▶ **Directive**: Set down the material once more, exactly as it appears.

Records from a collection:

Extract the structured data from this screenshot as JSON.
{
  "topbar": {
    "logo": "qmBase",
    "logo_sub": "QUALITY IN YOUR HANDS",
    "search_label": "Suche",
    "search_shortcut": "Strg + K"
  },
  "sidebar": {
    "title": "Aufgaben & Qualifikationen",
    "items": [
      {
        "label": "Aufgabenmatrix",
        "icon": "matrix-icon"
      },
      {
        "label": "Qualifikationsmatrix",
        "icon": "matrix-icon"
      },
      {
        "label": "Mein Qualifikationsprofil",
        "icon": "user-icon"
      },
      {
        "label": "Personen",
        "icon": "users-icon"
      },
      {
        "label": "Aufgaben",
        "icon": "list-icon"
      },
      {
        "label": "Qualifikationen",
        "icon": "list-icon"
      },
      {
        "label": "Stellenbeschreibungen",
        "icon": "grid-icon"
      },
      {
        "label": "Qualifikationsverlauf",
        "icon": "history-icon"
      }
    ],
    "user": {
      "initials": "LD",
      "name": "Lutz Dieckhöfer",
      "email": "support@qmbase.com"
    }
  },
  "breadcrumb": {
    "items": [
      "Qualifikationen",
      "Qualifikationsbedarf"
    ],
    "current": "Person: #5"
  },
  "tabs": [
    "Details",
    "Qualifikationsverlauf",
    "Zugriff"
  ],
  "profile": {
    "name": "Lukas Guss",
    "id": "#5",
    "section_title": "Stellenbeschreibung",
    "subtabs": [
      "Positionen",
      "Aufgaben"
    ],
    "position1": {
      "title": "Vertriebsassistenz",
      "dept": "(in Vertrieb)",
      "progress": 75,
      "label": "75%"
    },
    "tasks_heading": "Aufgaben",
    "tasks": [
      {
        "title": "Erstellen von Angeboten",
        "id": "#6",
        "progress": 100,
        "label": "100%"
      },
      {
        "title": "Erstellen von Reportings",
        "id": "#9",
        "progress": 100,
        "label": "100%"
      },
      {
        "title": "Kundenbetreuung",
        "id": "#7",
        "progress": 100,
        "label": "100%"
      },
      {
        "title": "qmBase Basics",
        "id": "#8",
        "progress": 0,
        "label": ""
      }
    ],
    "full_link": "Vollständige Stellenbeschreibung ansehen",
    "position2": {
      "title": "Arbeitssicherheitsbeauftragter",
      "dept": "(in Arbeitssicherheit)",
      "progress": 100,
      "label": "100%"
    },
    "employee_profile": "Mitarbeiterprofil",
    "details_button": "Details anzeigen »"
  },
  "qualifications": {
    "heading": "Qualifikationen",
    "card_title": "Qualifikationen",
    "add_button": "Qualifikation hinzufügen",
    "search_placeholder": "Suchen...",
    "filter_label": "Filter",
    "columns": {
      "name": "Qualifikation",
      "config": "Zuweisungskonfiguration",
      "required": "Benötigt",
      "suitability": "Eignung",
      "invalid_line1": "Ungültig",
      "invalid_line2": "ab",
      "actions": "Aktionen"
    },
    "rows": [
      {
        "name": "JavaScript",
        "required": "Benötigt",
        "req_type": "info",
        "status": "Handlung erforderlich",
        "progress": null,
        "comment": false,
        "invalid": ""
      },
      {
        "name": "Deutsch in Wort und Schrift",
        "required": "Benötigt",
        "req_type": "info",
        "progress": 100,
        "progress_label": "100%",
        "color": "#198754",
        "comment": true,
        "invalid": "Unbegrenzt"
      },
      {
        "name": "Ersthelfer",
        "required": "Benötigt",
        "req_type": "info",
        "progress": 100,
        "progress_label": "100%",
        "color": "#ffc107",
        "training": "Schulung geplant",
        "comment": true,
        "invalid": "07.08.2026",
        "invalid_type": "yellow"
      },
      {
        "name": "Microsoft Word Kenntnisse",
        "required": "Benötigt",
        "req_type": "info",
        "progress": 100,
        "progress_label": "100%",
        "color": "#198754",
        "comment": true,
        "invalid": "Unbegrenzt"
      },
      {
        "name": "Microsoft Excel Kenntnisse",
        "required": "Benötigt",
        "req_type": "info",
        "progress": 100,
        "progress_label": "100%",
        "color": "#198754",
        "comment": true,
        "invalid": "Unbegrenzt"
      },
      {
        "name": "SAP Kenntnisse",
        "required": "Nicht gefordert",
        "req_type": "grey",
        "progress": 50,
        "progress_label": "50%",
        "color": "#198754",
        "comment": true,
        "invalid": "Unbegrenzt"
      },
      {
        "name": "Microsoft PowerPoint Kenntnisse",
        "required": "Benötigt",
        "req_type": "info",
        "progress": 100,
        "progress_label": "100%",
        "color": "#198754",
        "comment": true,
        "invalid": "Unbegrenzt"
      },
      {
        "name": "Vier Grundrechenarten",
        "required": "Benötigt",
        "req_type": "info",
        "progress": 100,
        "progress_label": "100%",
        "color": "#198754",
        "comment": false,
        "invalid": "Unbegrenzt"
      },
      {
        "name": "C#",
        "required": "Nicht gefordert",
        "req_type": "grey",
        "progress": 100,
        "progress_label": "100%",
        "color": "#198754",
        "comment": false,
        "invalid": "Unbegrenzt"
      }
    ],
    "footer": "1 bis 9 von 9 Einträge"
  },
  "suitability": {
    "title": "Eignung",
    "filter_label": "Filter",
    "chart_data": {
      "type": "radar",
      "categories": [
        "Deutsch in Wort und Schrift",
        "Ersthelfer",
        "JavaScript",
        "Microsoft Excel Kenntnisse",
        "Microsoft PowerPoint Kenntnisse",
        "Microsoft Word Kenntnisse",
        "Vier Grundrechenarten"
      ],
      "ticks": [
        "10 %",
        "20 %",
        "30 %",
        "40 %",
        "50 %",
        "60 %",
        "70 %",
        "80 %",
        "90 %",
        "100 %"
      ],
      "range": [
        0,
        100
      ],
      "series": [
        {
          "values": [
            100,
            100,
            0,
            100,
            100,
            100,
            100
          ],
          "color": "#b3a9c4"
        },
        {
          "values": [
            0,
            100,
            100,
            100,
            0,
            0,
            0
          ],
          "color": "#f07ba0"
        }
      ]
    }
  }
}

▶ **Answer to the problem**:
Extract the structured data from this screenshot as JSON.
{
  "topbar": {
    "logo": "qmBase",
    "logo_sub": "QUALITY IN YOUR HANDS",
    "search_label": "Suche",
    "search_shortcut": "Strg + K"
  },
  "sidebar": {
    "title": "Aufgaben & Qualifikationen",
    "items": [
      {
        "label": "Aufgabenmatrix",
        "icon": "matrix-icon"
      },
      {
        "label": "Qualifikationsmatrix",
        "icon": "matrix-icon"
      },
      {
        "label": "Mein Qualifikationsprofil",
        "icon": "user-icon"
      },
      {
        "label": "Personen",
        "icon": "users-icon"
      },
      {
        "label": "Aufgaben",
        "icon": "list-icon"
      },
      {
        "label": "Qualifikationen",
        "icon": "list-icon"
      },
      {
        "label": "Stellenbeschreibungen",
        "icon": "grid-icon"
      },
      {
        "label": "Qualifikationsverlauf",
        "icon": "history-icon"
      }
    ],
    "user": {
      "initials": "LD",
      "name": "Lutz Dieckhöfer",
      "email": "support@qmbase.com"
    }
  },
  "breadcrumb": {
    "items": [
      "Qualifikationen",
      "Qualifikationsbedarf"
    ],
    "current": "Person: #5"
  },
  "tabs": [
    "Details",
    "Qualifikationsverlauf",
    "Zugriff"
  ],
  "profile": {
    "name": "Lukas Guss",
    "id": "#5",
    "section_title": "Stellenbeschreibung",
    "subtabs": [
      "Positionen",
      "Aufgaben"
    ],
    "position1": {
      "title": "Vertriebsassistenz",
      "dept": "(in Vertrieb)",
      "progress": 75,
      "label": "75%"
    },
    "tasks_heading": "Aufgaben",
    "tasks": [
      {
        "title": "Erstellen von Angeboten",
        "id": "#6",
        "progress": 100,
        "label": "100%"
      },
      {
        "title": "Erstellen von Reportings",
        "id": "#9",
        "progress": 100,
        "label": "100%"
      },
      {
        "title": "Kundenbetreuung",
        "id": "#7",
        "progress": 100,
        "label": "100%"
      },
      {
        "title": "qmBase Basics",
        "id": "#8",
        "progress": 0,
        "label": ""
      }
    ],
    "full_link": "Vollständige Stellenbeschreibung ansehen",
    "position2": {
      "title": "Arbeitssicherheitsbeauftragter",
      "dept": "(in Arbeitssicherheit)",
      "progress": 100,
      "label": "100%"
    },
    "employee_profile": "Mitarbeiterprofil",
    "details_button": "Details anzeigen »"
  },
  "qualifications": {
    "heading": "Qualifikationen",
    "card_title": "Qualifikationen",
    "add_button": "Qualifikation hinzufügen",
    "search_placeholder": "Suchen...",
    "filter_label": "Filter",
    "columns": {
      "name": "Qualifikation",
      "config": "Zuweisungskonfiguration",
      "required": "Benötigt",
      "suitability": "Eignung",
      "invalid_line1": "Ungültig",
      "invalid_line2": "ab",
      "actions": "Aktionen"
    },
    "rows": [
      {
        "name": "JavaScript",
        "required": "Benötigt",
        "req_type": "info",
        "status": "Handlung erforderlich",
        "progress": null,
        "comment": false,
        "invalid": ""
      },
      {
        "name": "Deutsch in Wort und Schrift",
        "required": "Benötigt",
        "req_type": "info",
        "progress": 100,
        "progress_label": "100%",
        "color": "#198754",
        "comment": true,
        "invalid": "Unbegrenzt"
      },
      {
        "name": "Ersthelfer",
        "required": "Benötigt",
        "req_type": "info",
        "progress": 100,
        "progress_label": "100%",
        "color": "#ffc107",
        "training": "Schulung geplant",
        "comment": true,
        "invalid": "07.08.2026",
        "invalid_type": "yellow"
      },
      {
        "name": "Microsoft Word Kenntnisse",
        "required": "Benötigt",
        "req_type": "info",
        "progress": 100,
        "progress_label": "100%",
        "color": "#198754",
        "comment": true,
        "invalid": "Unbegrenzt"
      },
      {
        "name": "Microsoft Excel Kenntnisse",
        "required": "Benötigt",
        "req_type": "info",
        "progress": 100,
        "progress_label": "100%",
        "color": "#198754",
        "comment": true,
        "invalid": "Unbegrenzt"
      },
      {
        "name": "SAP Kenntnisse",
        "required": "Nicht gefordert",
        "req_type": "grey",
        "progress": 50,
        "progress_label": "50%",
        "color": "#198754",
        "comment": true,
        "invalid": "Unbegrenzt"
      },
      {
        "name": "Microsoft PowerPoint Kenntnisse",
        "required": "Benötigt",
        "req_type": "info",
        "progress": 100,
        "progress_label": "100%",
        "color": "#198754",
        "comment": true,
        "invalid": "Unbegrenzt"
      },
      {
        "name": "Vier Grundrechenarten",
        "required": "Benötigt",
        "req_type": "info",
        "progress": 100,
        "progress_label": "100%",
        "color": "#198754",
        "comment": false,
        "invalid": "Unbegrenzt"
      },
      {
        "name": "C#",
        "required": "Nicht gefordert",
        "req_type": "grey",
        "progress": 100,
        "progress_label": "100%",
        "color": "#198754",
        "comment": false,
        "invalid": "Unbegrenzt"
      }
    ],
    "footer": "1 bis 9 von 9 Einträge"
  },
  "suitability": {
    "title": "Eignung",
    "filter_label": "Filter",
    "chart_data": {
      "type": "radar",
      "categories": [
        "Deutsch in Wort und Schrift",
        "Ersthelfer",
        "JavaScript",
        "Microsoft Excel Kenntnisse",
        "Microsoft PowerPoint Kenntnisse",
        "Microsoft Word Kenntnisse",
        "Vier Grundrechenarten"
      ],
      "ticks": [
        "10 %",
        "20 %",
        "30 %",
        "40 %",
        "50 %",
        "60 %",
        "70 %",
        "80 %",
        "90 %",
        "100 %"
      ],
      "range": [
        0,
        100
      ],
      "series": [
        {
          "values": [
            100,
            100,
            0,
            100,
            100,
            100,
            100
          ],
          "color": "#b3a9c4"
        },
        {
          "values": [
            0,
            100,
            100,
            100,
            0,
            0,
            0
          ],
          "color": "#f07ba0"
        }
      ]
    }
  }
}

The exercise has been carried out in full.